» **TASK DETAILS**:
State the number of lines that hold the string "Ctrl", with nothing added.

(Stored data)
——
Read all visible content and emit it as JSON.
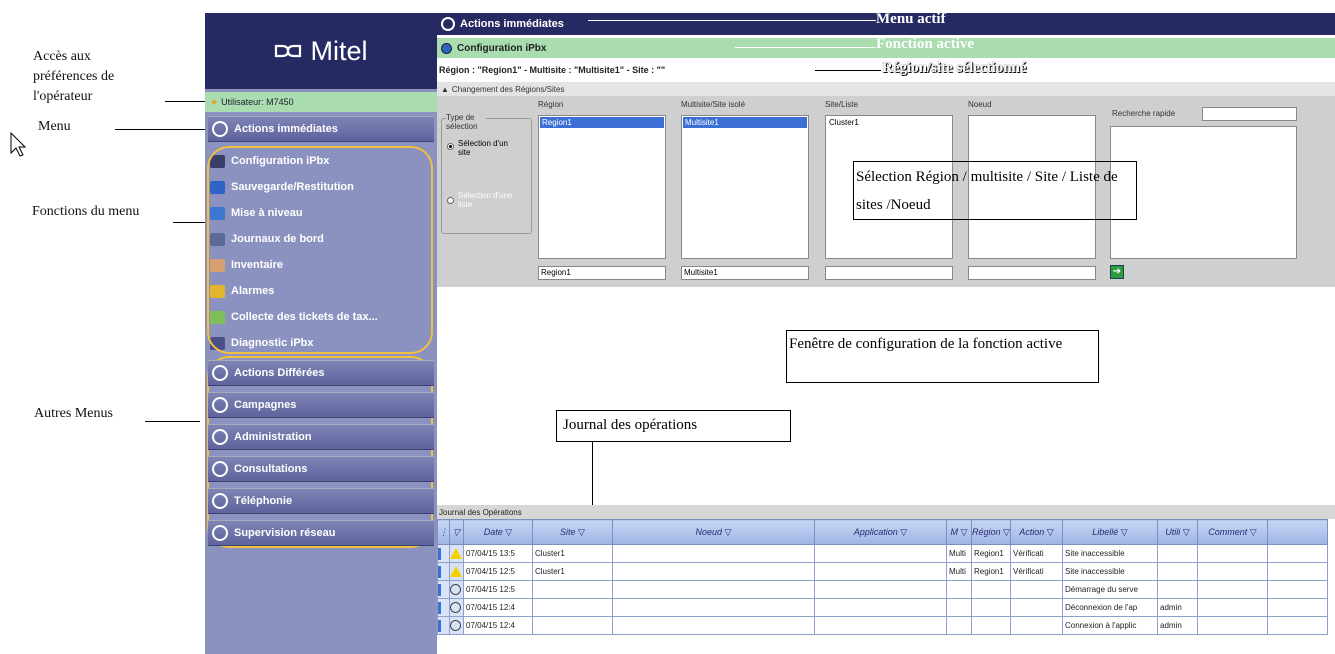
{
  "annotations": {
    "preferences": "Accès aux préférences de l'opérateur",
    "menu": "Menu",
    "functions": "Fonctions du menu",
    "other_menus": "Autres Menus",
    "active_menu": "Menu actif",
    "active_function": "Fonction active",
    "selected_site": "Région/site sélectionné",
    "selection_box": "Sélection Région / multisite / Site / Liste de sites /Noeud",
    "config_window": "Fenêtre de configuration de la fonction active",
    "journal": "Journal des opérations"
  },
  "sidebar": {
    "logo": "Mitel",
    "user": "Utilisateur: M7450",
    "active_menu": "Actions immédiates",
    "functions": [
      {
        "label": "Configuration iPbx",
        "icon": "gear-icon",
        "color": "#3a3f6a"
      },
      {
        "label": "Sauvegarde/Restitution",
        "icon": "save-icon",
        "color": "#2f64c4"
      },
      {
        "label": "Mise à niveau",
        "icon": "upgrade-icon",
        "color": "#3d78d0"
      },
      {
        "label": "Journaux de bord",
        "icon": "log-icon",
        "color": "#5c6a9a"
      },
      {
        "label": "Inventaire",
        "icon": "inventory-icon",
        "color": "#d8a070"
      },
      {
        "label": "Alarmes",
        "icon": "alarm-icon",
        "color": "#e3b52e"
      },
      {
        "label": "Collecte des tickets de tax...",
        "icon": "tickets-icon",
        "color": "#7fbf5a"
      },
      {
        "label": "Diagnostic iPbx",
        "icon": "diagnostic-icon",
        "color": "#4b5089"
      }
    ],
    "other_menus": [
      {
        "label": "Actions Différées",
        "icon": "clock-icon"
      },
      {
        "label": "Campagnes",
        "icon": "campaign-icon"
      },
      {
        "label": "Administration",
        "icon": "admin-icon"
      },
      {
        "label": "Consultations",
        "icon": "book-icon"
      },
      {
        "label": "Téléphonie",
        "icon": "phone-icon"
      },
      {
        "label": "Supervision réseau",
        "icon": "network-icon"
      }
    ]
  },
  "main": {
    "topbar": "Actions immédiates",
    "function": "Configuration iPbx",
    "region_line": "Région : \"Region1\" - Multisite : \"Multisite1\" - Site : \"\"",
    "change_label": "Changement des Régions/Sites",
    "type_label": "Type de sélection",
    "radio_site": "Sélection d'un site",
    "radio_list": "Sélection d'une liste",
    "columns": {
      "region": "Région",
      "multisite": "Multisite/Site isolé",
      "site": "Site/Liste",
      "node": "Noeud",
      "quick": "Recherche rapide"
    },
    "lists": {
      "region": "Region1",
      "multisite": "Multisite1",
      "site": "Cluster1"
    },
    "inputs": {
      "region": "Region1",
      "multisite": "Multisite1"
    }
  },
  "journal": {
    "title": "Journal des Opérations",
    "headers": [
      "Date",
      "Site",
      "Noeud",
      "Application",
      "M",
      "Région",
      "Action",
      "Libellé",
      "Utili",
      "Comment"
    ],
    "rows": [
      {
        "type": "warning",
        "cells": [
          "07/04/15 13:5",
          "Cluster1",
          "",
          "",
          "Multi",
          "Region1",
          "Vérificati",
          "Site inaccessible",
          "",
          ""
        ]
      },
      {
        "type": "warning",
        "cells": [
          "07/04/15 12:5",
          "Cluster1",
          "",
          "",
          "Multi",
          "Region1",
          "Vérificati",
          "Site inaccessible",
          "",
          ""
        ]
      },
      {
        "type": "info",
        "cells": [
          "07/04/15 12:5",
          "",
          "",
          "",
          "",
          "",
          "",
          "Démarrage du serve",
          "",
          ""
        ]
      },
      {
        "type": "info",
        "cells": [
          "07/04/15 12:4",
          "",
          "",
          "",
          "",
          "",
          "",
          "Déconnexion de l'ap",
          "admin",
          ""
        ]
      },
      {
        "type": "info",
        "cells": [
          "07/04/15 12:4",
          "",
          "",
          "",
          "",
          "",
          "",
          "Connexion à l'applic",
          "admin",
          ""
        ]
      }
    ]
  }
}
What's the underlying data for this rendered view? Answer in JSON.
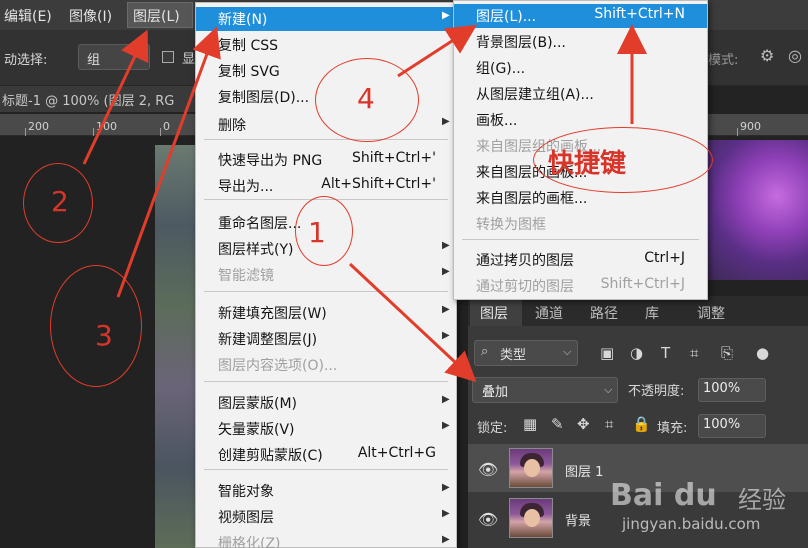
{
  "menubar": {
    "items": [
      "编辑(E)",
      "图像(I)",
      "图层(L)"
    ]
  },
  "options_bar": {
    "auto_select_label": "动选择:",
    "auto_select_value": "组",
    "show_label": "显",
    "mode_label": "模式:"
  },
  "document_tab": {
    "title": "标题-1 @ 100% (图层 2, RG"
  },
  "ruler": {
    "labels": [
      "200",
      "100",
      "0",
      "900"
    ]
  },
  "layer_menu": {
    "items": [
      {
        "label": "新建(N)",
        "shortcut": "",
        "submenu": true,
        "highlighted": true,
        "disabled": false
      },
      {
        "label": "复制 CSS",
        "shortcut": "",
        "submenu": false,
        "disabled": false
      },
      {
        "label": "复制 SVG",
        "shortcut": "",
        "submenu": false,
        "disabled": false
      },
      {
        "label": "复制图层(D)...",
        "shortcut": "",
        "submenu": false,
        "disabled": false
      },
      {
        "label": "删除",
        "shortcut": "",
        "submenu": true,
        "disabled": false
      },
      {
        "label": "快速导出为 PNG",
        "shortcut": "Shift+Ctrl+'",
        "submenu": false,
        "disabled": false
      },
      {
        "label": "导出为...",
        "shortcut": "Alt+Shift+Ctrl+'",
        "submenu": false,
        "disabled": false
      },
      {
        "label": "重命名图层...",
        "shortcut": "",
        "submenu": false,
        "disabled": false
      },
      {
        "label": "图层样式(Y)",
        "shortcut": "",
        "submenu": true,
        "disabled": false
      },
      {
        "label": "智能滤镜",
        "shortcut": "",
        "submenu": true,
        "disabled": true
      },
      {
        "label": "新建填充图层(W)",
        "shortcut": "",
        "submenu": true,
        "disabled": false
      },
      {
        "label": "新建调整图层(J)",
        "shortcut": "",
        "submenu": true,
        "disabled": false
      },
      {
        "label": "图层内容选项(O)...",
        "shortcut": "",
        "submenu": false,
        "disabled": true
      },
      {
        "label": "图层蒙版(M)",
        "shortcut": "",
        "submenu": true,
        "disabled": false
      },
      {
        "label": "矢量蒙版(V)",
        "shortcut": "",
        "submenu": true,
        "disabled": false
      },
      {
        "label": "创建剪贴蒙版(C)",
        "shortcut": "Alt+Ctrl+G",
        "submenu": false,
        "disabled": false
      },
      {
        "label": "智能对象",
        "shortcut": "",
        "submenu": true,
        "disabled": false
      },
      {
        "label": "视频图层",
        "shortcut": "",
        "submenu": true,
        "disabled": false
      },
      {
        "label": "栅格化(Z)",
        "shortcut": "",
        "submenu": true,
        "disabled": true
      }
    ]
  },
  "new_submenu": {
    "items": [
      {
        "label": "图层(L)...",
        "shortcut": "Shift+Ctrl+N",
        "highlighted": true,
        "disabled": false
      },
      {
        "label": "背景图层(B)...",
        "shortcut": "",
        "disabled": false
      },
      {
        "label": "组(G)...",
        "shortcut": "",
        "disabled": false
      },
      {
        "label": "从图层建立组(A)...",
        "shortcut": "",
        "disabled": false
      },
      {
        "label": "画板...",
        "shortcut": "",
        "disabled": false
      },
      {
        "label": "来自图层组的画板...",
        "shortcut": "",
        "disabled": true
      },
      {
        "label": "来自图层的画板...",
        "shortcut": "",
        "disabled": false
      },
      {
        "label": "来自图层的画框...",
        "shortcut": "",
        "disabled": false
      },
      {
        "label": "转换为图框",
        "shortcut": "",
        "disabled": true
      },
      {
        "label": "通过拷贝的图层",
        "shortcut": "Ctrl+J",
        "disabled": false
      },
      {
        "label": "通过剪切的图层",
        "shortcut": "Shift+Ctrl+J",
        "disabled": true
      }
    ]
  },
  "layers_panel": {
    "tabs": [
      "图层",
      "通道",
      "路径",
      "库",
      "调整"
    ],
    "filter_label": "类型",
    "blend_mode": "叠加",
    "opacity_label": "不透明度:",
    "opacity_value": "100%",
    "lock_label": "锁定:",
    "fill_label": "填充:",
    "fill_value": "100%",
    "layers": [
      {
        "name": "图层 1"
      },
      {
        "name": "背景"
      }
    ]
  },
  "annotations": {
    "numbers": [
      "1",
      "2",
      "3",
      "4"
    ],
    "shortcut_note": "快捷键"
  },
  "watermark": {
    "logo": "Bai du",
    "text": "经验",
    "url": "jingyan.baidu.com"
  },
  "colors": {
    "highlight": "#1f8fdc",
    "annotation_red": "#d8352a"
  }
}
——
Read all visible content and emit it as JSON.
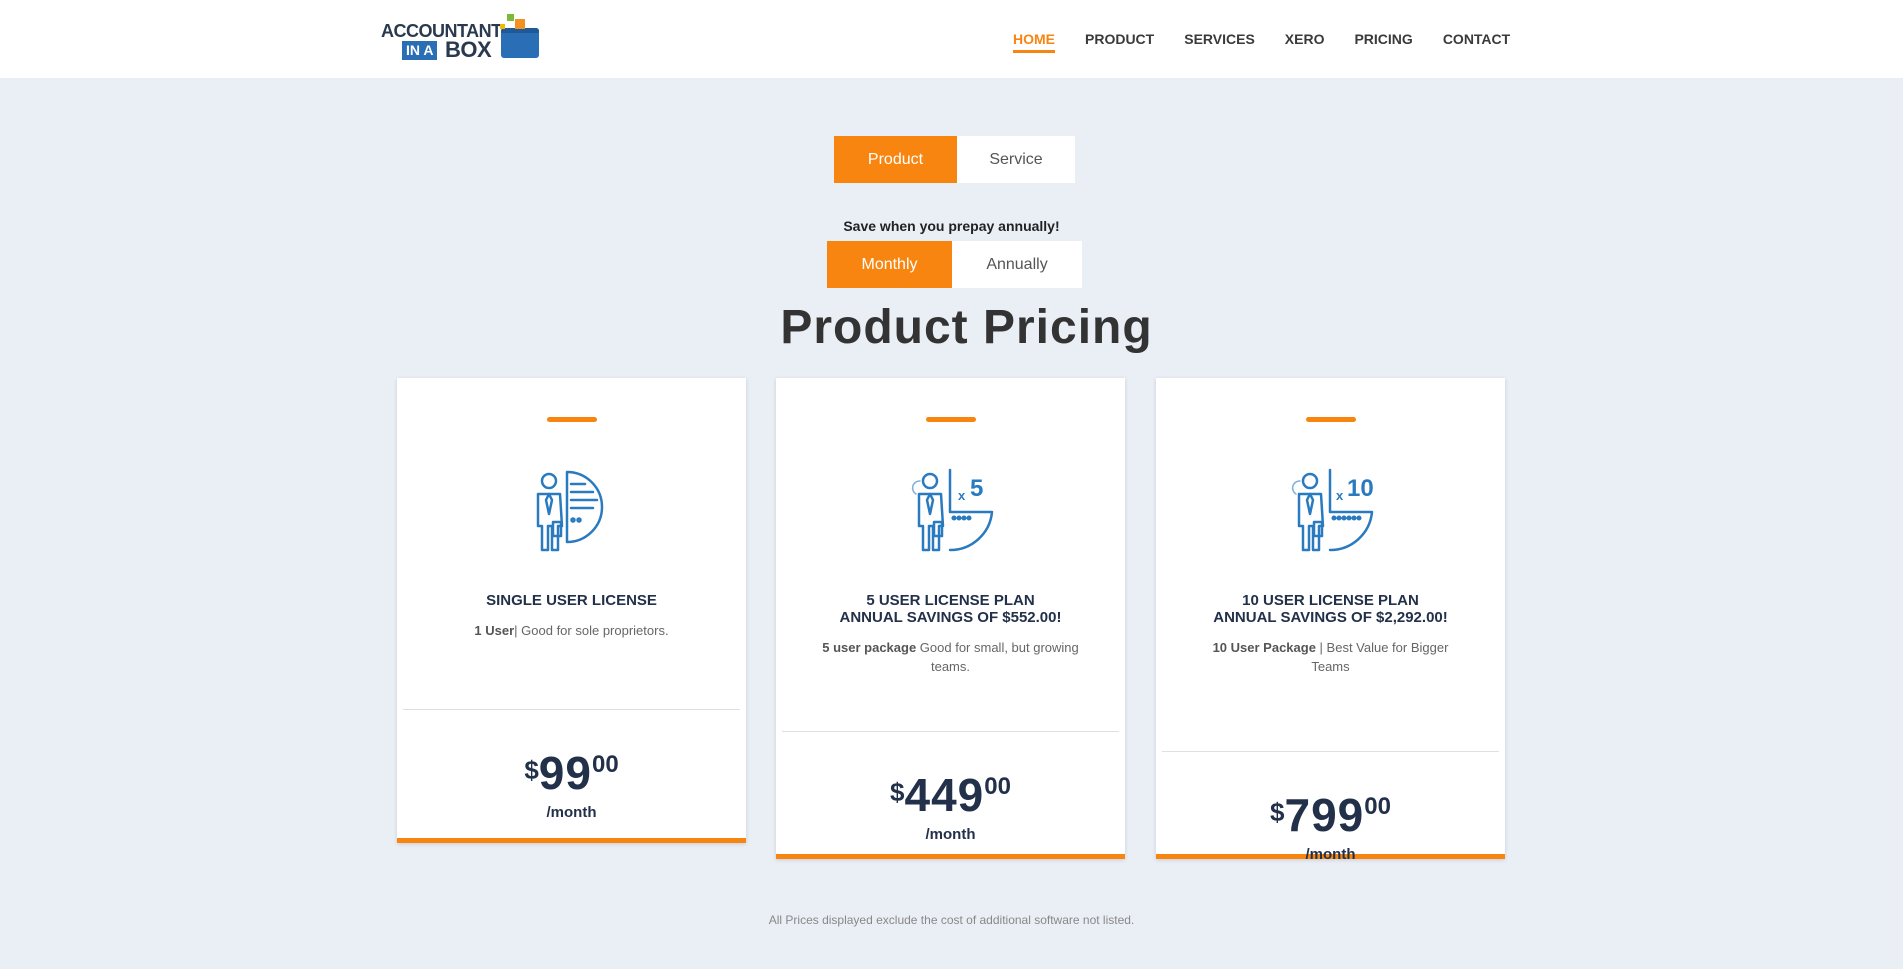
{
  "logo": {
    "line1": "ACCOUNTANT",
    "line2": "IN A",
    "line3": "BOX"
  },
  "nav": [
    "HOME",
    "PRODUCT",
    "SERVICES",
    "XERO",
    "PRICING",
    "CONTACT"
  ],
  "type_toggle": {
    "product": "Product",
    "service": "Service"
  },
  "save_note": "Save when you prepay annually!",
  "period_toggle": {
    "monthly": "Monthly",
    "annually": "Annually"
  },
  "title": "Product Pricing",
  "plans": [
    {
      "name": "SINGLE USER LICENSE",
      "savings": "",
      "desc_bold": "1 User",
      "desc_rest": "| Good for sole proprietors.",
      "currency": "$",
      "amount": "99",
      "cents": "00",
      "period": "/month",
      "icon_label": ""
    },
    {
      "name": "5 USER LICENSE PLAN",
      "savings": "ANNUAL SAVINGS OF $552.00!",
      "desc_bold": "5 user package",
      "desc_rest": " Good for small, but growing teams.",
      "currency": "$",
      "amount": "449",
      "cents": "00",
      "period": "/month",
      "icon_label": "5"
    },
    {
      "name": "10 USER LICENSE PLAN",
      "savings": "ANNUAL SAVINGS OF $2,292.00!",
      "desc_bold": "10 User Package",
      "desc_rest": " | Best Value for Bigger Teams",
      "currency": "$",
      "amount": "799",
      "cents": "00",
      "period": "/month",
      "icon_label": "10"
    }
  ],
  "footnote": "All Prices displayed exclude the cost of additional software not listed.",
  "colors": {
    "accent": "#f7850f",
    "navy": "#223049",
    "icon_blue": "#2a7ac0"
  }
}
——
» **ANSWER TO THE EXERCISE**:
6